Data records>
● ● ● ● ●
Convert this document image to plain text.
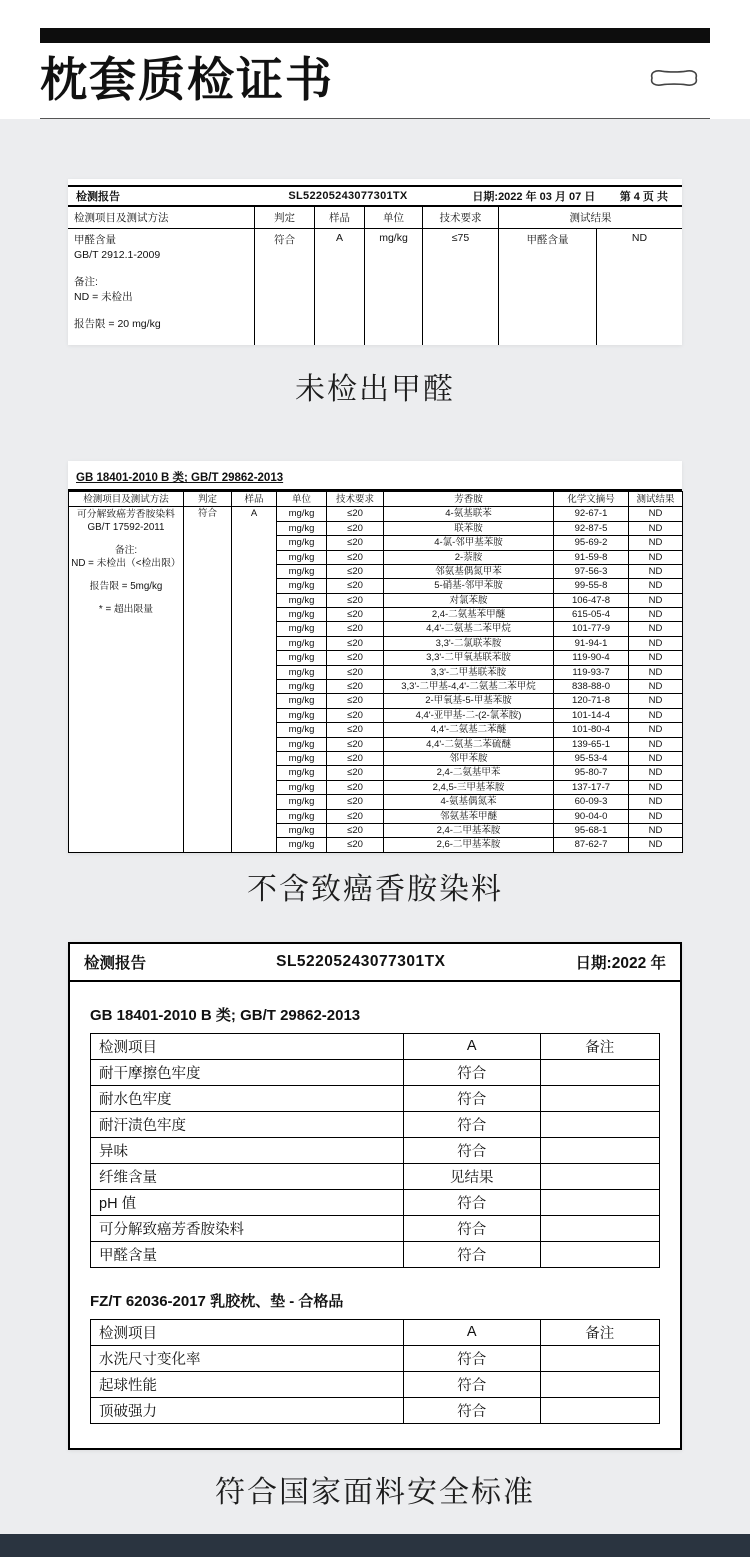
枕套质检证书
检测报告	SL52205243077301TX	日期:2022 年 03 月 07 日	第 4 页 共
检测项目及测试方法	判定	样品	单位	技术要求	测试结果
甲醛含量
GB/T 2912.1-2009
备注:
ND = 未检出
报告限 = 20 mg/kg
符合	A	mg/kg	≤75	甲醛含量	ND
未检出甲醛
GB 18401-2010 B 类; GB/T 29862-2013
检测项目及测试方法	判定	样品	单位	技术要求	芳香胺	化学文摘号	测试结果

可分解致癌芳香胺染料
GB/T 17592-2011
备注:
ND = 未检出（<检出限）
报告限 = 5mg/kg
* = 超出限量
	符合	A	mg/kg	≤20	4-氨基联苯	92-67-1	ND
			mg/kg	≤20	联苯胺	92-87-5	ND
			mg/kg	≤20	4-氯-邻甲基苯胺	95-69-2	ND
			mg/kg	≤20	2-萘胺	91-59-8	ND
			mg/kg	≤20	邻氨基偶氮甲苯	97-56-3	ND
			mg/kg	≤20	5-硝基-邻甲苯胺	99-55-8	ND
			mg/kg	≤20	对氯苯胺	106-47-8	ND
			mg/kg	≤20	2,4-二氨基苯甲醚	615-05-4	ND
			mg/kg	≤20	4,4'-二氨基二苯甲烷	101-77-9	ND
			mg/kg	≤20	3,3'-二氯联苯胺	91-94-1	ND
			mg/kg	≤20	3,3'-二甲氧基联苯胺	119-90-4	ND
			mg/kg	≤20	3,3'-二甲基联苯胺	119-93-7	ND
			mg/kg	≤20	3,3'-二甲基-4,4'-二氨基二苯甲烷	838-88-0	ND
			mg/kg	≤20	2-甲氧基-5-甲基苯胺	120-71-8	ND
			mg/kg	≤20	4,4'-亚甲基-二-(2-氯苯胺)	101-14-4	ND
			mg/kg	≤20	4,4'-二氨基二苯醚	101-80-4	ND
			mg/kg	≤20	4,4'-二氨基二苯硫醚	139-65-1	ND
			mg/kg	≤20	邻甲苯胺	95-53-4	ND
			mg/kg	≤20	2,4-二氨基甲苯	95-80-7	ND
			mg/kg	≤20	2,4,5-三甲基苯胺	137-17-7	ND
			mg/kg	≤20	4-氨基偶氮苯	60-09-3	ND
			mg/kg	≤20	邻氨基苯甲醚	90-04-0	ND
			mg/kg	≤20	2,4-二甲基苯胺	95-68-1	ND
			mg/kg	≤20	2,6-二甲基苯胺	87-62-7	ND
不含致癌香胺染料
检测报告	SL52205243077301TX	日期:2022 年
GB 18401-2010 B 类; GB/T 29862-2013
检测项目	A	备注
耐干摩擦色牢度	符合	
耐水色牢度	符合	
耐汗渍色牢度	符合	
异味	符合	
纤维含量	见结果	
pH 值	符合	
可分解致癌芳香胺染料	符合	
甲醛含量	符合	
FZ/T 62036-2017 乳胶枕、垫 - 合格品
检测项目	A	备注
水洗尺寸变化率	符合	
起球性能	符合	
顶破强力	符合	
符合国家面料安全标准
● ● ● ● ●
Work to complete> Without the pictures, retype the whole of the material above exactly.

Exercise answer>
Convert this document image to plain text.
枕套质检证书
检测报告	SL52205243077301TX	日期:2022 年 03 月 07 日	第 4 页 共
检测项目及测试方法	判定	样品	单位	技术要求	测试结果
甲醛含量
GB/T 2912.1-2009
备注:
ND = 未检出
报告限 = 20 mg/kg
符合	A	mg/kg	≤75	甲醛含量	ND
未检出甲醛
GB 18401-2010 B 类; GB/T 29862-2013
检测项目及测试方法	判定	样品	单位	技术要求	芳香胺	化学文摘号	测试结果

可分解致癌芳香胺染料
GB/T 17592-2011
备注:
ND = 未检出（<检出限）
报告限 = 5mg/kg
* = 超出限量
	符合	A	mg/kg	≤20	4-氨基联苯	92-67-1	ND
			mg/kg	≤20	联苯胺	92-87-5	ND
			mg/kg	≤20	4-氯-邻甲基苯胺	95-69-2	ND
			mg/kg	≤20	2-萘胺	91-59-8	ND
			mg/kg	≤20	邻氨基偶氮甲苯	97-56-3	ND
			mg/kg	≤20	5-硝基-邻甲苯胺	99-55-8	ND
			mg/kg	≤20	对氯苯胺	106-47-8	ND
			mg/kg	≤20	2,4-二氨基苯甲醚	615-05-4	ND
			mg/kg	≤20	4,4'-二氨基二苯甲烷	101-77-9	ND
			mg/kg	≤20	3,3'-二氯联苯胺	91-94-1	ND
			mg/kg	≤20	3,3'-二甲氧基联苯胺	119-90-4	ND
			mg/kg	≤20	3,3'-二甲基联苯胺	119-93-7	ND
			mg/kg	≤20	3,3'-二甲基-4,4'-二氨基二苯甲烷	838-88-0	ND
			mg/kg	≤20	2-甲氧基-5-甲基苯胺	120-71-8	ND
			mg/kg	≤20	4,4'-亚甲基-二-(2-氯苯胺)	101-14-4	ND
			mg/kg	≤20	4,4'-二氨基二苯醚	101-80-4	ND
			mg/kg	≤20	4,4'-二氨基二苯硫醚	139-65-1	ND
			mg/kg	≤20	邻甲苯胺	95-53-4	ND
			mg/kg	≤20	2,4-二氨基甲苯	95-80-7	ND
			mg/kg	≤20	2,4,5-三甲基苯胺	137-17-7	ND
			mg/kg	≤20	4-氨基偶氮苯	60-09-3	ND
			mg/kg	≤20	邻氨基苯甲醚	90-04-0	ND
			mg/kg	≤20	2,4-二甲基苯胺	95-68-1	ND
			mg/kg	≤20	2,6-二甲基苯胺	87-62-7	ND
不含致癌香胺染料
检测报告	SL52205243077301TX	日期:2022 年
GB 18401-2010 B 类; GB/T 29862-2013
检测项目	A	备注
耐干摩擦色牢度	符合	
耐水色牢度	符合	
耐汗渍色牢度	符合	
异味	符合	
纤维含量	见结果	
pH 值	符合	
可分解致癌芳香胺染料	符合	
甲醛含量	符合	
FZ/T 62036-2017 乳胶枕、垫 - 合格品
检测项目	A	备注
水洗尺寸变化率	符合	
起球性能	符合	
顶破强力	符合	
符合国家面料安全标准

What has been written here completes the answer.